[Given request]: Scan the lines below for the string "clipboard" and copy every one that has it.
Start Input records
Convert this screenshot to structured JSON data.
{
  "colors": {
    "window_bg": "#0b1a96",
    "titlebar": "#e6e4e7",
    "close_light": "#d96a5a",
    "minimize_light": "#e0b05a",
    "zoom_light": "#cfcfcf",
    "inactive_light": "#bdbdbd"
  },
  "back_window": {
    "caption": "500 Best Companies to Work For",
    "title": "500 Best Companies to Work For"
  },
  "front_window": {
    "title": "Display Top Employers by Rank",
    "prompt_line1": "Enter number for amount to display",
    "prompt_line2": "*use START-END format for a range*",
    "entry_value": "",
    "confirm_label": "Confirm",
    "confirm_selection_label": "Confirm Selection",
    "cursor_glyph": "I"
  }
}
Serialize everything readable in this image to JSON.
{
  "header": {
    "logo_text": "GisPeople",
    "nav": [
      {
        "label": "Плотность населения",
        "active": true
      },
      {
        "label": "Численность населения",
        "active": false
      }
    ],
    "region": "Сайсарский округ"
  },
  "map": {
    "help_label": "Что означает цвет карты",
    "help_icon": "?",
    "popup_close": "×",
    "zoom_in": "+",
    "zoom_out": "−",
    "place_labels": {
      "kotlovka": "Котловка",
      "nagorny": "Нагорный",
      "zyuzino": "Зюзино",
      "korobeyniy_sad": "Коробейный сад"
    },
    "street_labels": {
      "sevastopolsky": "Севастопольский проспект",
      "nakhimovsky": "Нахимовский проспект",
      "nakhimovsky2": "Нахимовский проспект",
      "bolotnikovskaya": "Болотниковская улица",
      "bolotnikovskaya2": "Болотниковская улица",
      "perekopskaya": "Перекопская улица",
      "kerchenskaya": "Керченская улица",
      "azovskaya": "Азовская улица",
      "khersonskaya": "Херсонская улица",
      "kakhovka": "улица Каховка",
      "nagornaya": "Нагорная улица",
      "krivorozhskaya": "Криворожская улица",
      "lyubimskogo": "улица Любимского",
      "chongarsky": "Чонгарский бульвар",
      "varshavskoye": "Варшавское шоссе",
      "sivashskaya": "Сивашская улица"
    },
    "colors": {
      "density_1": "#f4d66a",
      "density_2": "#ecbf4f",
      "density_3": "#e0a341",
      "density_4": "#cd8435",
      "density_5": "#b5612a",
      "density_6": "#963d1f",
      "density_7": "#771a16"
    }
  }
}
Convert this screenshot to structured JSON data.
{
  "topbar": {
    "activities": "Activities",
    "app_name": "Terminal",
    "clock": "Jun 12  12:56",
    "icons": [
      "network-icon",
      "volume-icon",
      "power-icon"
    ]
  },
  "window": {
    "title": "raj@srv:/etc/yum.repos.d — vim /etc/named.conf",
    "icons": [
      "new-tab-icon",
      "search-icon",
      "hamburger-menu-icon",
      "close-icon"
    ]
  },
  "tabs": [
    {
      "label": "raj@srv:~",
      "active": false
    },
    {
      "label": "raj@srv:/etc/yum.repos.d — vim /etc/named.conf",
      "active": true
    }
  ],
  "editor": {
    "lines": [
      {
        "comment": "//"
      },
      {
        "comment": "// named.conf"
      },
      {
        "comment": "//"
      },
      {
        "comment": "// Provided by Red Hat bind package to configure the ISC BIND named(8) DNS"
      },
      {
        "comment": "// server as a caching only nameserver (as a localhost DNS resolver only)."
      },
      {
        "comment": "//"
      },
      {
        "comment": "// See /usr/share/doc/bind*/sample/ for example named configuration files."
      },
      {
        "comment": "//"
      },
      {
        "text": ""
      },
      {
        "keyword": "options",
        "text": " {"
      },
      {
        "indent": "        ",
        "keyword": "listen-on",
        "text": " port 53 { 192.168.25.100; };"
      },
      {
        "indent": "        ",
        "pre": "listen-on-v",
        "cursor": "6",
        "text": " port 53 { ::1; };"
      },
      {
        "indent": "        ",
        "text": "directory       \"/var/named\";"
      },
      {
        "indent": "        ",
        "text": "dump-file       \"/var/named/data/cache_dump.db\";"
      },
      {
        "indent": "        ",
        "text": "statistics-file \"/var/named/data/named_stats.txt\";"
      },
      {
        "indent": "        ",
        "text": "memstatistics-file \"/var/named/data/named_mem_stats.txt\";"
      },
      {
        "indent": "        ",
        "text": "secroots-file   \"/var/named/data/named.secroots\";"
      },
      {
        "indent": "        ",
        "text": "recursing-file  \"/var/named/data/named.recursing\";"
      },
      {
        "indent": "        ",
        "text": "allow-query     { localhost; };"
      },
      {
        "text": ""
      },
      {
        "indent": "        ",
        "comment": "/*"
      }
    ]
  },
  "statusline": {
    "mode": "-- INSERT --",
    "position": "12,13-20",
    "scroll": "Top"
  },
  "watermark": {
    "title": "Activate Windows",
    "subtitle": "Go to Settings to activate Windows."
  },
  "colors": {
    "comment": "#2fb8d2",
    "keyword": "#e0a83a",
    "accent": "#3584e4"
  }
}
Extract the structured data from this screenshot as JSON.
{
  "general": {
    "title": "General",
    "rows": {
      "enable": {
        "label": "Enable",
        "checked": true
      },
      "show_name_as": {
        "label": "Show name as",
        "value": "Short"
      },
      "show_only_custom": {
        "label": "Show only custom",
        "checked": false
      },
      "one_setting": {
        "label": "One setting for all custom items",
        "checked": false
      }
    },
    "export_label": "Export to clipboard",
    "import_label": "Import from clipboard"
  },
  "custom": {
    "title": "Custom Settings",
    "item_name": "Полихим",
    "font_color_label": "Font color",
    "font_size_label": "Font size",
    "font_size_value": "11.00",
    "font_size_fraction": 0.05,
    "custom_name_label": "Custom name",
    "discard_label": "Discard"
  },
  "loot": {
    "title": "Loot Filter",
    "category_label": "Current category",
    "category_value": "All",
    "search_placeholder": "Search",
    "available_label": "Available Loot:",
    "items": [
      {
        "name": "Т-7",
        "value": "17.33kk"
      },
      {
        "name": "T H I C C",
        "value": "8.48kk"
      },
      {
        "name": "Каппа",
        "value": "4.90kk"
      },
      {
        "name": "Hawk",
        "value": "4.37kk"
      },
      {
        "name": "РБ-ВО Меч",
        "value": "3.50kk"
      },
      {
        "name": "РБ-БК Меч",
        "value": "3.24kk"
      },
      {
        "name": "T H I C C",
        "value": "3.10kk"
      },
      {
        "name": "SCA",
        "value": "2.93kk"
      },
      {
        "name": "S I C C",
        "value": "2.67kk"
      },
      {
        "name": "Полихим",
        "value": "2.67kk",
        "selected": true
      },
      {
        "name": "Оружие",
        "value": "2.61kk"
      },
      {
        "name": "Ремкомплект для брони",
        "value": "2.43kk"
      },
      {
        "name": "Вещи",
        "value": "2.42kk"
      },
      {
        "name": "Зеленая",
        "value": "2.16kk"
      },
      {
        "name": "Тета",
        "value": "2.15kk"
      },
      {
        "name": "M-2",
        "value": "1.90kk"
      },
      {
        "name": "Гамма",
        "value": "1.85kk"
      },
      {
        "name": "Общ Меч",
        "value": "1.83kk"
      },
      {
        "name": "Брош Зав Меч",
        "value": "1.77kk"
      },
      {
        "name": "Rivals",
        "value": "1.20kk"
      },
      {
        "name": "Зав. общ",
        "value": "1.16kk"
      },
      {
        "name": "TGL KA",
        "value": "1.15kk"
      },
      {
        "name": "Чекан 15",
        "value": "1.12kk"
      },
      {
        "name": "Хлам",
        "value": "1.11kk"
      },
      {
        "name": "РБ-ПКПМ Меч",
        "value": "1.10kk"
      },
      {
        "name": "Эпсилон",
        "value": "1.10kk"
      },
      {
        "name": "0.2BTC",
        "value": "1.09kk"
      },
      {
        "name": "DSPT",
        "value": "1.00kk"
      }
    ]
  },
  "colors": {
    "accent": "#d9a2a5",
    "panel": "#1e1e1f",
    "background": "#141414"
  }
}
End Input records
[Solved problem]:
    "export_label": "Export to clipboard",
    "import_label": "Import from clipboard"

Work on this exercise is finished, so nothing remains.